BEGIN Material provided

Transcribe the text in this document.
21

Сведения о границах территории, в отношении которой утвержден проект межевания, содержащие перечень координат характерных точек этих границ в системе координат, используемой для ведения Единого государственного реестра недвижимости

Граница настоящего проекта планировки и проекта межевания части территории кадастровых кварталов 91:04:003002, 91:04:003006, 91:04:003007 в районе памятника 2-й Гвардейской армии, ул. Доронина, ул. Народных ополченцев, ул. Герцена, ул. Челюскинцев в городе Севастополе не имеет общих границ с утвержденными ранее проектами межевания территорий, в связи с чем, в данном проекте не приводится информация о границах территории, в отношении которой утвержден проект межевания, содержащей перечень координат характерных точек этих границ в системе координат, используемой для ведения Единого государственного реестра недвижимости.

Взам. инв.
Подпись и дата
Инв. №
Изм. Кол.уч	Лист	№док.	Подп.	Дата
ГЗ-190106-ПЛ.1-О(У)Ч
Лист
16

END Material provided

Provide all the records again, word for word.

Transcribe the text in this document.
21

Сведения о границах территории, в отношении которой утвержден проект межевания, содержащие перечень координат характерных точек этих границ в системе координат, используемой для ведения Единого государственного реестра недвижимости

Граница настоящего проекта планировки и проекта межевания части территории кадастровых кварталов 91:04:003002, 91:04:003006, 91:04:003007 в районе памятника 2-й Гвардейской армии, ул. Доронина, ул. Народных ополченцев, ул. Герцена, ул. Челюскинцев в городе Севастополе не имеет общих границ с утвержденными ранее проектами межевания территорий, в связи с чем, в данном проекте не приводится информация о границах территории, в отношении которой утвержден проект межевания, содержащей перечень координат характерных точек этих границ в системе координат, используемой для ведения Единого государственного реестра недвижимости.

Взам. инв.
Подпись и дата
Инв. №
Изм. Кол.уч	Лист	№док.	Подп.	Дата
ГЗ-190106-ПЛ.1-О(У)Ч
Лист
16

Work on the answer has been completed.